# OBJECTIVE
Without any pictures, reproduce exactly the lines running from the line containing "Output a JSON" through the end of the entries.

# Figure dataset records
☆ ☆ ☆ ☆

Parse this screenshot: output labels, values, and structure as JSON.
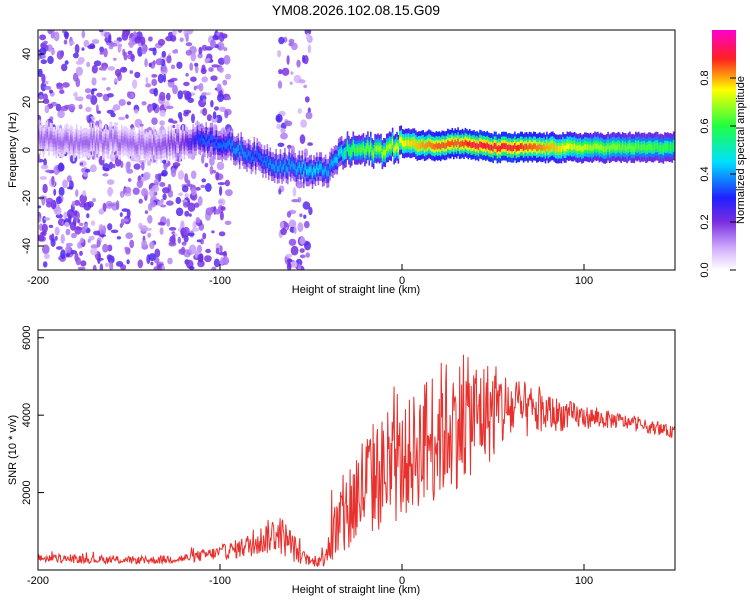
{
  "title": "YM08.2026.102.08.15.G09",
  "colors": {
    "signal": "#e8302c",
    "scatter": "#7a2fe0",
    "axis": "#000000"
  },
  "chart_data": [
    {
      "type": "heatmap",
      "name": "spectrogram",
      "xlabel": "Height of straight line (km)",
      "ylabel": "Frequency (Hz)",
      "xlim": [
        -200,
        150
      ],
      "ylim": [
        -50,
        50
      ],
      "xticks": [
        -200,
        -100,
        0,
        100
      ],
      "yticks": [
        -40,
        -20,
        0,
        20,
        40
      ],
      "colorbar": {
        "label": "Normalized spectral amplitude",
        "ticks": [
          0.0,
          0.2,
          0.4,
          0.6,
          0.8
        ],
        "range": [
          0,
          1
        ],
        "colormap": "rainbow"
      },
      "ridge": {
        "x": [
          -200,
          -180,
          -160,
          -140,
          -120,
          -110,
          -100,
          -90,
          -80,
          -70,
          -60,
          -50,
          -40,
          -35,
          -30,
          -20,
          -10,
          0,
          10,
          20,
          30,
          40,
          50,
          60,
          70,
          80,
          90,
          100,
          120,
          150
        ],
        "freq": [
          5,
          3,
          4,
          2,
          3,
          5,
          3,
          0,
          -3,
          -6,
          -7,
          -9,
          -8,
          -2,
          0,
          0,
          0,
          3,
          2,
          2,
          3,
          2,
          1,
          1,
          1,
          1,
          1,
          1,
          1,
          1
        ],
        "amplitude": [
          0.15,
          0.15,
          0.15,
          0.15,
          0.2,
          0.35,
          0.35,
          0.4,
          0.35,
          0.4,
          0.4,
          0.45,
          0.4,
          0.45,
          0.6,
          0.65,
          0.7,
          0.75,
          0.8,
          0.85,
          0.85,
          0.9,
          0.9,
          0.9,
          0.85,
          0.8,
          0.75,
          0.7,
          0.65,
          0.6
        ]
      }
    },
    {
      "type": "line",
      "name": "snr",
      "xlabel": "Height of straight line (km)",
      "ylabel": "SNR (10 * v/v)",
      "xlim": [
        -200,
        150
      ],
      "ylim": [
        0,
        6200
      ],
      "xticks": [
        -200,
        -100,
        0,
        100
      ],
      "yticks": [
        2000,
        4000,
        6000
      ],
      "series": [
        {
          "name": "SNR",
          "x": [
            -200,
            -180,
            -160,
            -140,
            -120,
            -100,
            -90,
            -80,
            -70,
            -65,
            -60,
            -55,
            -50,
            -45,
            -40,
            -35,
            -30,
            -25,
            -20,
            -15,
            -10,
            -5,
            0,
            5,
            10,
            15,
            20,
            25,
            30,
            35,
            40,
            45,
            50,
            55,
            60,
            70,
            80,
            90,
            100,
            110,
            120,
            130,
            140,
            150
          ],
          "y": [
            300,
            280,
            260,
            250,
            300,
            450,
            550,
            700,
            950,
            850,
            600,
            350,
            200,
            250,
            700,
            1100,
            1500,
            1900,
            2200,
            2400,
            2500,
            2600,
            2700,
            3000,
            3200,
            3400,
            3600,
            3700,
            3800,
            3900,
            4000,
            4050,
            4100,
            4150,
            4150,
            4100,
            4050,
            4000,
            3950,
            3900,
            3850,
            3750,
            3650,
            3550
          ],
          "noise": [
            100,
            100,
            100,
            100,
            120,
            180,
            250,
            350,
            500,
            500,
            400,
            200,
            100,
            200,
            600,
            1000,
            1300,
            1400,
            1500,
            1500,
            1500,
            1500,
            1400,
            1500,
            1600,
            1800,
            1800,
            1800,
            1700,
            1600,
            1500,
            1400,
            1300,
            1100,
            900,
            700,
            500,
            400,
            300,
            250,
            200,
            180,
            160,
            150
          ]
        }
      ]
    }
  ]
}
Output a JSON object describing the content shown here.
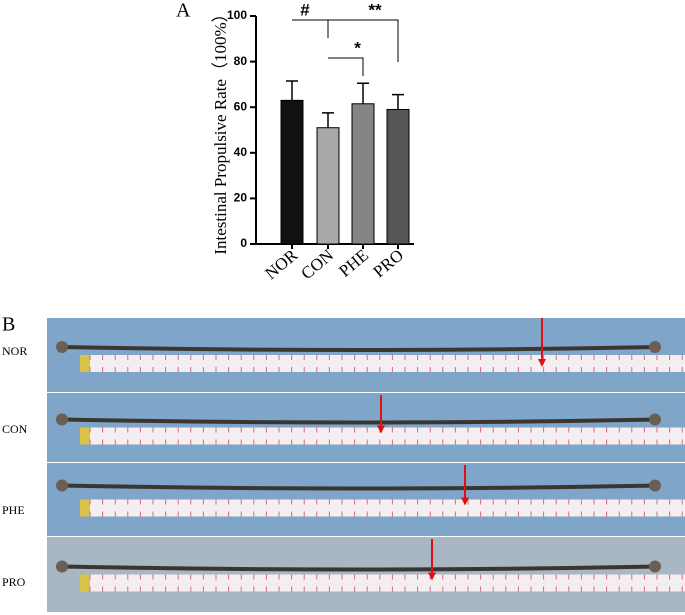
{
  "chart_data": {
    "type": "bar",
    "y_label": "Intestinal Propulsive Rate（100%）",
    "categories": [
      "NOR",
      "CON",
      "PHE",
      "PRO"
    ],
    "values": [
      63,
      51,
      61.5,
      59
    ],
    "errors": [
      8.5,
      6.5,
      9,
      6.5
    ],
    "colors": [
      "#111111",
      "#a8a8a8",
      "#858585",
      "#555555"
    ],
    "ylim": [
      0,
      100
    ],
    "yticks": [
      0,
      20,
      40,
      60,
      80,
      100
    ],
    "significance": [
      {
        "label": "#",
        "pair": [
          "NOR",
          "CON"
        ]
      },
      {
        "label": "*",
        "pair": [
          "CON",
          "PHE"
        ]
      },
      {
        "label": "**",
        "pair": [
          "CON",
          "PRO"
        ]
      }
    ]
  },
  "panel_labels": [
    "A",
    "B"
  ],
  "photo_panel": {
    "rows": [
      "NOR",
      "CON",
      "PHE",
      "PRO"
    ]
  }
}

☆ ☆ ☆ ☆

# EXERCISE RESPONSE
Output a JSON object describing the content shown here.
{
  "chart_data": {
    "type": "bar",
    "y_label": "Intestinal Propulsive Rate（100%）",
    "categories": [
      "NOR",
      "CON",
      "PHE",
      "PRO"
    ],
    "values": [
      63,
      51,
      61.5,
      59
    ],
    "errors": [
      8.5,
      6.5,
      9,
      6.5
    ],
    "colors": [
      "#111111",
      "#a8a8a8",
      "#858585",
      "#555555"
    ],
    "ylim": [
      0,
      100
    ],
    "yticks": [
      0,
      20,
      40,
      60,
      80,
      100
    ],
    "significance": [
      {
        "label": "#",
        "pair": [
          "NOR",
          "CON"
        ]
      },
      {
        "label": "*",
        "pair": [
          "CON",
          "PHE"
        ]
      },
      {
        "label": "**",
        "pair": [
          "CON",
          "PRO"
        ]
      }
    ]
  },
  "panel_labels": [
    "A",
    "B"
  ],
  "photo_panel": {
    "rows": [
      "NOR",
      "CON",
      "PHE",
      "PRO"
    ]
  }
}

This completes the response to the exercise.